WRITTEN INSTRUCTION
All of the material below is to be retyped exactly.

═════ THE RECORDS

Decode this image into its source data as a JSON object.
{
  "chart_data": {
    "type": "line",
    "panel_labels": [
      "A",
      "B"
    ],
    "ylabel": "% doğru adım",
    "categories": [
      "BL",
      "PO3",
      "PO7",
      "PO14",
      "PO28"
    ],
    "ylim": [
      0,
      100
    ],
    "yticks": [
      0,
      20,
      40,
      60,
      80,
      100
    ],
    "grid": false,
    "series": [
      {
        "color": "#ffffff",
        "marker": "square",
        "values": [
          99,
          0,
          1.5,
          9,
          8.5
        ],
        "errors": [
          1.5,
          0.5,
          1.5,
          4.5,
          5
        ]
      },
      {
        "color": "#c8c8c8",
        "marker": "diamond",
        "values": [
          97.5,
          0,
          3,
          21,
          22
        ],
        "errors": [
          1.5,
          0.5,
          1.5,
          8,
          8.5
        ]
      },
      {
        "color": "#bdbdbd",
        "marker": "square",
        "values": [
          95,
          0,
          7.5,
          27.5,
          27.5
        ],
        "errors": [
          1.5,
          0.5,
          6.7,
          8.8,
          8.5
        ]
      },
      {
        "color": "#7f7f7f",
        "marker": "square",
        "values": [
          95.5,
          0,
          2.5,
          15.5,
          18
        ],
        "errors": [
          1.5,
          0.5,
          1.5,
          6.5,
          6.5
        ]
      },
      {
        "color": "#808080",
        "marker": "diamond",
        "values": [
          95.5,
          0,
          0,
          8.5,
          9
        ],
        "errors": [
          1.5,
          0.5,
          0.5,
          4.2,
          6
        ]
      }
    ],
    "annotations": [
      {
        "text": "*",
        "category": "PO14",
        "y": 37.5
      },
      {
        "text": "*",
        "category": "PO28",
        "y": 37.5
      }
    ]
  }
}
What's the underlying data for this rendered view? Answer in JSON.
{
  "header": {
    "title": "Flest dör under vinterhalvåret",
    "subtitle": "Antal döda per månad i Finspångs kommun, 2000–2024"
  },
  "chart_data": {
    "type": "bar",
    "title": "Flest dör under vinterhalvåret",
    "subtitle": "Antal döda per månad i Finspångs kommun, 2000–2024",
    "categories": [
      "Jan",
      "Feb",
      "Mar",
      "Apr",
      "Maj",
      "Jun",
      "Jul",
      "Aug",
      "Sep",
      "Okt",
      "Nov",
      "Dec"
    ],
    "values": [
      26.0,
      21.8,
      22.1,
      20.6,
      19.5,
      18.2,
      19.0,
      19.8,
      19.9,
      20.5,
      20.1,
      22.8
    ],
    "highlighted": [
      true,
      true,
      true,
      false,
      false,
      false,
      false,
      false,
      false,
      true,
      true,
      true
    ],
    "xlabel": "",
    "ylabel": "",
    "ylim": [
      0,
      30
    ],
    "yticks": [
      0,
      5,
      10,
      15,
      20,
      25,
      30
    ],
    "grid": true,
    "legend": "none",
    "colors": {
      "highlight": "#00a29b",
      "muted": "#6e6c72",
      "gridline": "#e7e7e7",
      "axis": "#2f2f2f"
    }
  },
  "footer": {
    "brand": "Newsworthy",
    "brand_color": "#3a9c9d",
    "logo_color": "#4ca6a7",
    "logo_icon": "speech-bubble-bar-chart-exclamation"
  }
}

══════════

ANSWER TO THE TASK
Decode this image into its source data as a JSON object.
{
  "chart_data": {
    "type": "line",
    "panel_labels": [
      "A",
      "B"
    ],
    "ylabel": "% doğru adım",
    "categories": [
      "BL",
      "PO3",
      "PO7",
      "PO14",
      "PO28"
    ],
    "ylim": [
      0,
      100
    ],
    "yticks": [
      0,
      20,
      40,
      60,
      80,
      100
    ],
    "grid": false,
    "series": [
      {
        "color": "#ffffff",
        "marker": "square",
        "values": [
          99,
          0,
          1.5,
          9,
          8.5
        ],
        "errors": [
          1.5,
          0.5,
          1.5,
          4.5,
          5
        ]
      },
      {
        "color": "#c8c8c8",
        "marker": "diamond",
        "values": [
          97.5,
          0,
          3,
          21,
          22
        ],
        "errors": [
          1.5,
          0.5,
          1.5,
          8,
          8.5
        ]
      },
      {
        "color": "#bdbdbd",
        "marker": "square",
        "values": [
          95,
          0,
          7.5,
          27.5,
          27.5
        ],
        "errors": [
          1.5,
          0.5,
          6.7,
          8.8,
          8.5
        ]
      },
      {
        "color": "#7f7f7f",
        "marker": "square",
        "values": [
          95.5,
          0,
          2.5,
          15.5,
          18
        ],
        "errors": [
          1.5,
          0.5,
          1.5,
          6.5,
          6.5
        ]
      },
      {
        "color": "#808080",
        "marker": "diamond",
        "values": [
          95.5,
          0,
          0,
          8.5,
          9
        ],
        "errors": [
          1.5,
          0.5,
          0.5,
          4.2,
          6
        ]
      }
    ],
    "annotations": [
      {
        "text": "*",
        "category": "PO14",
        "y": 37.5
      },
      {
        "text": "*",
        "category": "PO28",
        "y": 37.5
      }
    ]
  }
}
What's the underlying data for this rendered view? Answer in JSON.
{
  "header": {
    "title": "Flest dör under vinterhalvåret",
    "subtitle": "Antal döda per månad i Finspångs kommun, 2000–2024"
  },
  "chart_data": {
    "type": "bar",
    "title": "Flest dör under vinterhalvåret",
    "subtitle": "Antal döda per månad i Finspångs kommun, 2000–2024",
    "categories": [
      "Jan",
      "Feb",
      "Mar",
      "Apr",
      "Maj",
      "Jun",
      "Jul",
      "Aug",
      "Sep",
      "Okt",
      "Nov",
      "Dec"
    ],
    "values": [
      26.0,
      21.8,
      22.1,
      20.6,
      19.5,
      18.2,
      19.0,
      19.8,
      19.9,
      20.5,
      20.1,
      22.8
    ],
    "highlighted": [
      true,
      true,
      true,
      false,
      false,
      false,
      false,
      false,
      false,
      true,
      true,
      true
    ],
    "xlabel": "",
    "ylabel": "",
    "ylim": [
      0,
      30
    ],
    "yticks": [
      0,
      5,
      10,
      15,
      20,
      25,
      30
    ],
    "grid": true,
    "legend": "none",
    "colors": {
      "highlight": "#00a29b",
      "muted": "#6e6c72",
      "gridline": "#e7e7e7",
      "axis": "#2f2f2f"
    }
  },
  "footer": {
    "brand": "Newsworthy",
    "brand_color": "#3a9c9d",
    "logo_color": "#4ca6a7",
    "logo_icon": "speech-bubble-bar-chart-exclamation"
  }
}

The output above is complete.